--- BEGIN TASK INPUT ---

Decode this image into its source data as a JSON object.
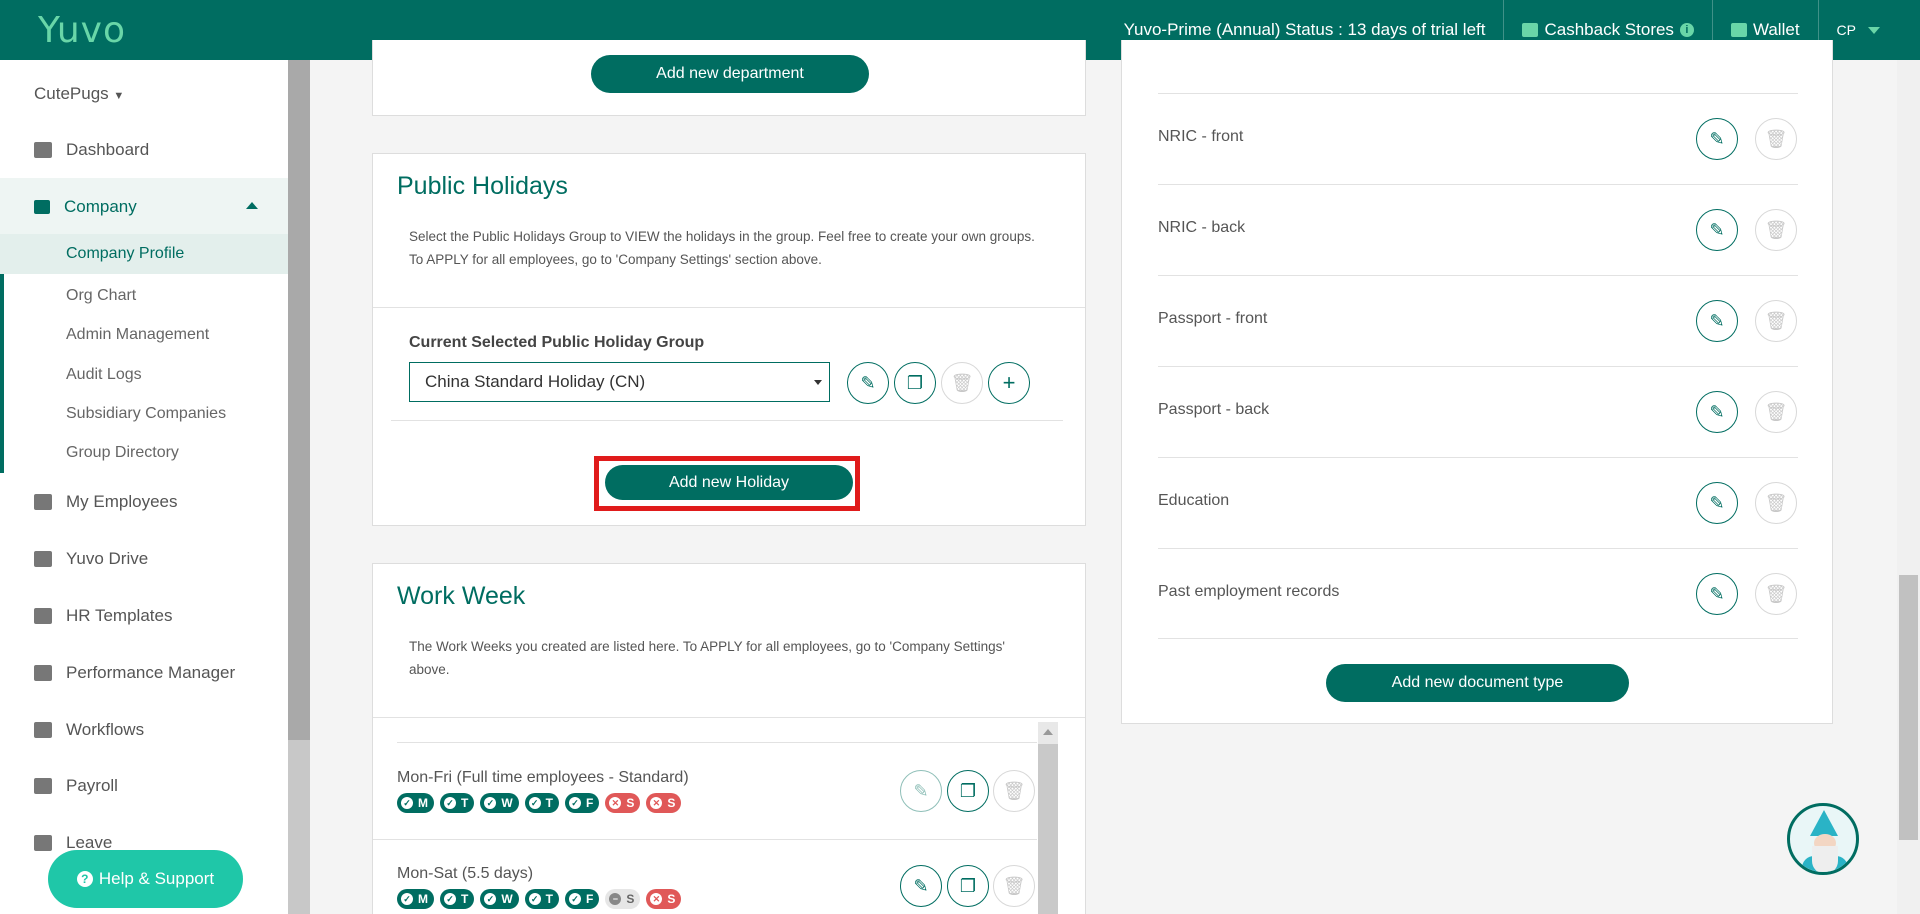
{
  "topbar": {
    "logo": "Yuvo",
    "status": "Yuvo-Prime (Annual) Status : 13 days of trial left",
    "cashback": "Cashback Stores",
    "wallet": "Wallet",
    "user": "CP"
  },
  "sidebar": {
    "brand": "CutePugs",
    "dashboard": "Dashboard",
    "company": "Company",
    "sub": [
      "Company Profile",
      "Org Chart",
      "Admin Management",
      "Audit Logs",
      "Subsidiary Companies",
      "Group Directory"
    ],
    "items": [
      "My Employees",
      "Yuvo Drive",
      "HR Templates",
      "Performance Manager",
      "Workflows",
      "Payroll",
      "Leave"
    ],
    "help": "Help & Support"
  },
  "department": {
    "add_button": "Add new department"
  },
  "holidays": {
    "title": "Public Holidays",
    "description": "Select the Public Holidays Group to VIEW the holidays in the group. Feel free to create your own groups. To APPLY for all employees, go to 'Company Settings' section above.",
    "group_label": "Current Selected Public Holiday Group",
    "selected_group": "China Standard Holiday (CN)",
    "add_button": "Add new Holiday"
  },
  "work_week": {
    "title": "Work Week",
    "description": "The Work Weeks you created are listed here. To APPLY for all employees, go to 'Company Settings' above.",
    "rows": [
      {
        "name": "Mon-Fri (Full time employees - Standard)",
        "days": [
          "M",
          "T",
          "W",
          "T",
          "F",
          "S",
          "S"
        ]
      },
      {
        "name": "Mon-Sat (5.5 days)",
        "days": [
          "M",
          "T",
          "W",
          "T",
          "F",
          "S",
          "S"
        ]
      }
    ]
  },
  "documents": {
    "rows": [
      "NRIC - front",
      "NRIC - back",
      "Passport - front",
      "Passport - back",
      "Education",
      "Past employment records"
    ],
    "add_button": "Add new document type"
  },
  "colors": {
    "primary": "#006d61",
    "accent": "#69d6a8",
    "off": "#e05858",
    "help": "#1fc7a8",
    "highlight": "#e01b1b"
  }
}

--- END TASK INPUT ---

» **TASK DETAILS**: Set down the records in full and exactly. Do not carry over any image.

» **CORRECT RESULT**:
Decode this image into its source data as a JSON object.
{
  "topbar": {
    "logo": "Yuvo",
    "status": "Yuvo-Prime (Annual) Status : 13 days of trial left",
    "cashback": "Cashback Stores",
    "wallet": "Wallet",
    "user": "CP"
  },
  "sidebar": {
    "brand": "CutePugs",
    "dashboard": "Dashboard",
    "company": "Company",
    "sub": [
      "Company Profile",
      "Org Chart",
      "Admin Management",
      "Audit Logs",
      "Subsidiary Companies",
      "Group Directory"
    ],
    "items": [
      "My Employees",
      "Yuvo Drive",
      "HR Templates",
      "Performance Manager",
      "Workflows",
      "Payroll",
      "Leave"
    ],
    "help": "Help & Support"
  },
  "department": {
    "add_button": "Add new department"
  },
  "holidays": {
    "title": "Public Holidays",
    "description": "Select the Public Holidays Group to VIEW the holidays in the group. Feel free to create your own groups. To APPLY for all employees, go to 'Company Settings' section above.",
    "group_label": "Current Selected Public Holiday Group",
    "selected_group": "China Standard Holiday (CN)",
    "add_button": "Add new Holiday"
  },
  "work_week": {
    "title": "Work Week",
    "description": "The Work Weeks you created are listed here. To APPLY for all employees, go to 'Company Settings' above.",
    "rows": [
      {
        "name": "Mon-Fri (Full time employees - Standard)",
        "days": [
          "M",
          "T",
          "W",
          "T",
          "F",
          "S",
          "S"
        ]
      },
      {
        "name": "Mon-Sat (5.5 days)",
        "days": [
          "M",
          "T",
          "W",
          "T",
          "F",
          "S",
          "S"
        ]
      }
    ]
  },
  "documents": {
    "rows": [
      "NRIC - front",
      "NRIC - back",
      "Passport - front",
      "Passport - back",
      "Education",
      "Past employment records"
    ],
    "add_button": "Add new document type"
  },
  "colors": {
    "primary": "#006d61",
    "accent": "#69d6a8",
    "off": "#e05858",
    "help": "#1fc7a8",
    "highlight": "#e01b1b"
  }
}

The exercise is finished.